## [Directions]
Faithfully return all lines, omitting every embedded picture.
┌────────
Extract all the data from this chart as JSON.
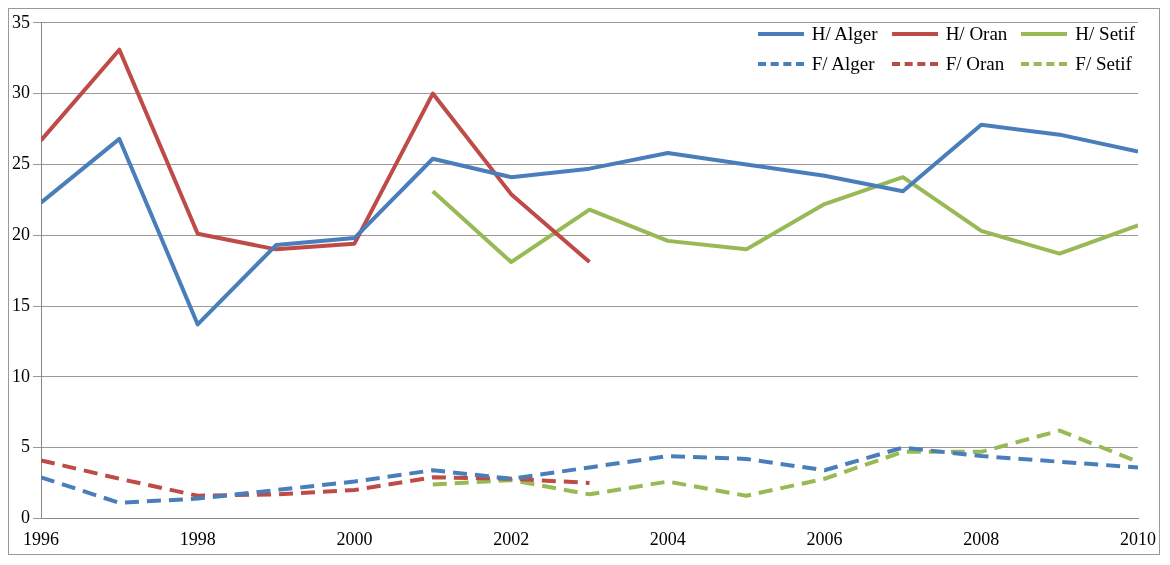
{
  "chart_data": {
    "type": "line",
    "x": [
      1996,
      1997,
      1998,
      1999,
      2000,
      2001,
      2002,
      2003,
      2004,
      2005,
      2006,
      2007,
      2008,
      2009,
      2010
    ],
    "xlim": [
      1996,
      2010
    ],
    "xticks": [
      1996,
      1998,
      2000,
      2002,
      2004,
      2006,
      2008,
      2010
    ],
    "ylim": [
      0,
      35
    ],
    "yticks": [
      0,
      5,
      10,
      15,
      20,
      25,
      30,
      35
    ],
    "grid": "y",
    "legend": "top right",
    "marker": "none",
    "series": [
      {
        "name": "H/ Alger",
        "color": "#4a7ebb",
        "line_style": "solid",
        "values": [
          22.3,
          26.8,
          13.7,
          19.3,
          19.8,
          25.4,
          24.1,
          24.7,
          25.8,
          25.0,
          24.2,
          23.1,
          27.8,
          27.1,
          25.9
        ]
      },
      {
        "name": "H/ Oran",
        "color": "#be4b48",
        "line_style": "solid",
        "values": [
          26.7,
          33.1,
          20.1,
          19.0,
          19.4,
          30.0,
          22.9,
          18.1,
          null,
          null,
          null,
          null,
          null,
          null,
          null
        ]
      },
      {
        "name": "H/ Setif",
        "color": "#98b954",
        "line_style": "solid",
        "values": [
          null,
          null,
          null,
          null,
          null,
          23.1,
          18.1,
          21.8,
          19.6,
          19.0,
          22.2,
          24.1,
          20.3,
          18.7,
          20.7
        ]
      },
      {
        "name": "F/ Alger",
        "color": "#4a7ebb",
        "line_style": "dashed",
        "values": [
          2.9,
          1.1,
          1.4,
          2.0,
          2.6,
          3.4,
          2.8,
          3.6,
          4.4,
          4.2,
          3.4,
          5.0,
          4.4,
          4.0,
          3.6
        ]
      },
      {
        "name": "F/ Oran",
        "color": "#be4b48",
        "line_style": "dashed",
        "values": [
          4.1,
          2.8,
          1.6,
          1.7,
          2.0,
          2.9,
          2.8,
          2.5,
          null,
          null,
          null,
          null,
          null,
          null,
          null
        ]
      },
      {
        "name": "F/ Setif",
        "color": "#98b954",
        "line_style": "dashed",
        "values": [
          null,
          null,
          null,
          null,
          null,
          2.4,
          2.7,
          1.7,
          2.6,
          1.6,
          2.8,
          4.7,
          4.7,
          6.2,
          4.0
        ]
      }
    ]
  }
}
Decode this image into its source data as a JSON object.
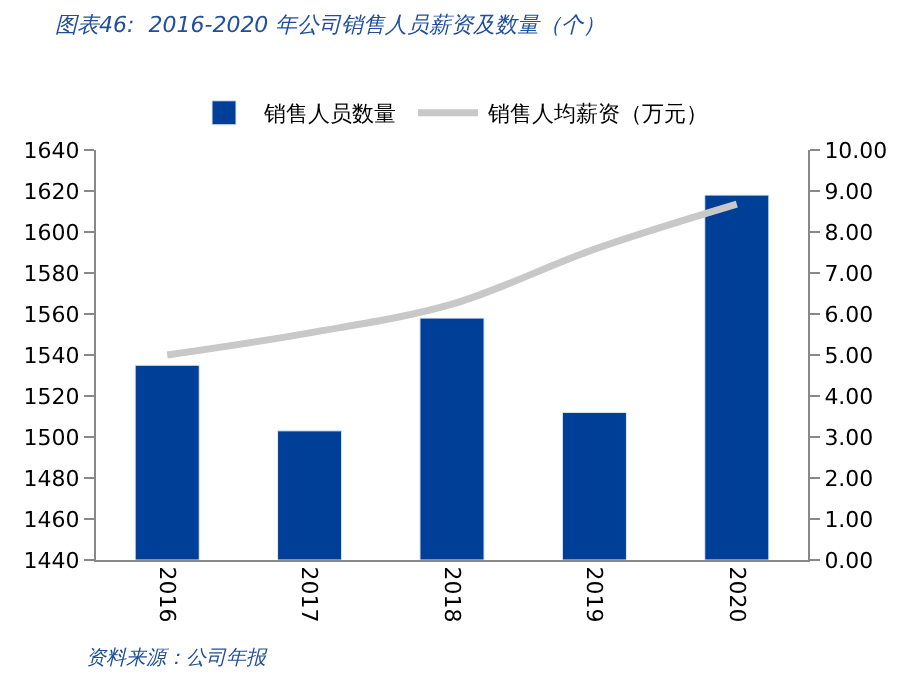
{
  "chart_data": {
    "type": "bar",
    "title": "图表46:  2016-2020 年公司销售人员薪资及数量（个）",
    "categories": [
      "2016",
      "2017",
      "2018",
      "2019",
      "2020"
    ],
    "series": [
      {
        "name": "销售人员数量",
        "color": "#003f98",
        "values": [
          1535,
          1503,
          1558,
          1512,
          1618
        ]
      },
      {
        "name": "销售人均薪资（万元）",
        "color": "#c8c8c8",
        "type": "line",
        "axis": "y2",
        "values": [
          5.0,
          5.54,
          6.24,
          7.58,
          8.68
        ]
      }
    ],
    "ylim": [
      1440,
      1640
    ],
    "yticks": [
      1440,
      1460,
      1480,
      1500,
      1520,
      1540,
      1560,
      1580,
      1600,
      1620,
      1640
    ],
    "y2lim": [
      0,
      10
    ],
    "y2ticks": [
      {
        "value": 0,
        "label": "0.00"
      },
      {
        "value": 1,
        "label": "1.00"
      },
      {
        "value": 2,
        "label": "2.00"
      },
      {
        "value": 3,
        "label": "3.00"
      },
      {
        "value": 4,
        "label": "4.00"
      },
      {
        "value": 5,
        "label": "5.00"
      },
      {
        "value": 6,
        "label": "6.00"
      },
      {
        "value": 7,
        "label": "7.00"
      },
      {
        "value": 8,
        "label": "8.00"
      },
      {
        "value": 9,
        "label": "9.00"
      },
      {
        "value": 10,
        "label": "10.00"
      }
    ],
    "legend": "top",
    "annotations": [
      "资料来源：公司年报"
    ]
  }
}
└────────
## [The completed task]
Extract all the data from this chart as JSON.
{
  "chart_data": {
    "type": "line",
    "x": [
      1996,
      1997,
      1998,
      1999,
      2000,
      2001,
      2002,
      2003,
      2004,
      2005,
      2006,
      2007,
      2008,
      2009,
      2010
    ],
    "xlim": [
      1996,
      2010
    ],
    "xticks": [
      1996,
      1998,
      2000,
      2002,
      2004,
      2006,
      2008,
      2010
    ],
    "ylim": [
      0,
      35
    ],
    "yticks": [
      0,
      5,
      10,
      15,
      20,
      25,
      30,
      35
    ],
    "grid": "y",
    "legend": "top right",
    "marker": "none",
    "series": [
      {
        "name": "H/ Alger",
        "color": "#4a7ebb",
        "line_style": "solid",
        "values": [
          22.3,
          26.8,
          13.7,
          19.3,
          19.8,
          25.4,
          24.1,
          24.7,
          25.8,
          25.0,
          24.2,
          23.1,
          27.8,
          27.1,
          25.9
        ]
      },
      {
        "name": "H/ Oran",
        "color": "#be4b48",
        "line_style": "solid",
        "values": [
          26.7,
          33.1,
          20.1,
          19.0,
          19.4,
          30.0,
          22.9,
          18.1,
          null,
          null,
          null,
          null,
          null,
          null,
          null
        ]
      },
      {
        "name": "H/ Setif",
        "color": "#98b954",
        "line_style": "solid",
        "values": [
          null,
          null,
          null,
          null,
          null,
          23.1,
          18.1,
          21.8,
          19.6,
          19.0,
          22.2,
          24.1,
          20.3,
          18.7,
          20.7
        ]
      },
      {
        "name": "F/ Alger",
        "color": "#4a7ebb",
        "line_style": "dashed",
        "values": [
          2.9,
          1.1,
          1.4,
          2.0,
          2.6,
          3.4,
          2.8,
          3.6,
          4.4,
          4.2,
          3.4,
          5.0,
          4.4,
          4.0,
          3.6
        ]
      },
      {
        "name": "F/ Oran",
        "color": "#be4b48",
        "line_style": "dashed",
        "values": [
          4.1,
          2.8,
          1.6,
          1.7,
          2.0,
          2.9,
          2.8,
          2.5,
          null,
          null,
          null,
          null,
          null,
          null,
          null
        ]
      },
      {
        "name": "F/ Setif",
        "color": "#98b954",
        "line_style": "dashed",
        "values": [
          null,
          null,
          null,
          null,
          null,
          2.4,
          2.7,
          1.7,
          2.6,
          1.6,
          2.8,
          4.7,
          4.7,
          6.2,
          4.0
        ]
      }
    ]
  }
}
Decode this image into its source data as a JSON object.
{
  "chart_data": {
    "type": "bar",
    "title": "图表46:  2016-2020 年公司销售人员薪资及数量（个）",
    "categories": [
      "2016",
      "2017",
      "2018",
      "2019",
      "2020"
    ],
    "series": [
      {
        "name": "销售人员数量",
        "color": "#003f98",
        "values": [
          1535,
          1503,
          1558,
          1512,
          1618
        ]
      },
      {
        "name": "销售人均薪资（万元）",
        "color": "#c8c8c8",
        "type": "line",
        "axis": "y2",
        "values": [
          5.0,
          5.54,
          6.24,
          7.58,
          8.68
        ]
      }
    ],
    "ylim": [
      1440,
      1640
    ],
    "yticks": [
      1440,
      1460,
      1480,
      1500,
      1520,
      1540,
      1560,
      1580,
      1600,
      1620,
      1640
    ],
    "y2lim": [
      0,
      10
    ],
    "y2ticks": [
      {
        "value": 0,
        "label": "0.00"
      },
      {
        "value": 1,
        "label": "1.00"
      },
      {
        "value": 2,
        "label": "2.00"
      },
      {
        "value": 3,
        "label": "3.00"
      },
      {
        "value": 4,
        "label": "4.00"
      },
      {
        "value": 5,
        "label": "5.00"
      },
      {
        "value": 6,
        "label": "6.00"
      },
      {
        "value": 7,
        "label": "7.00"
      },
      {
        "value": 8,
        "label": "8.00"
      },
      {
        "value": 9,
        "label": "9.00"
      },
      {
        "value": 10,
        "label": "10.00"
      }
    ],
    "legend": "top",
    "annotations": [
      "资料来源：公司年报"
    ]
  }
}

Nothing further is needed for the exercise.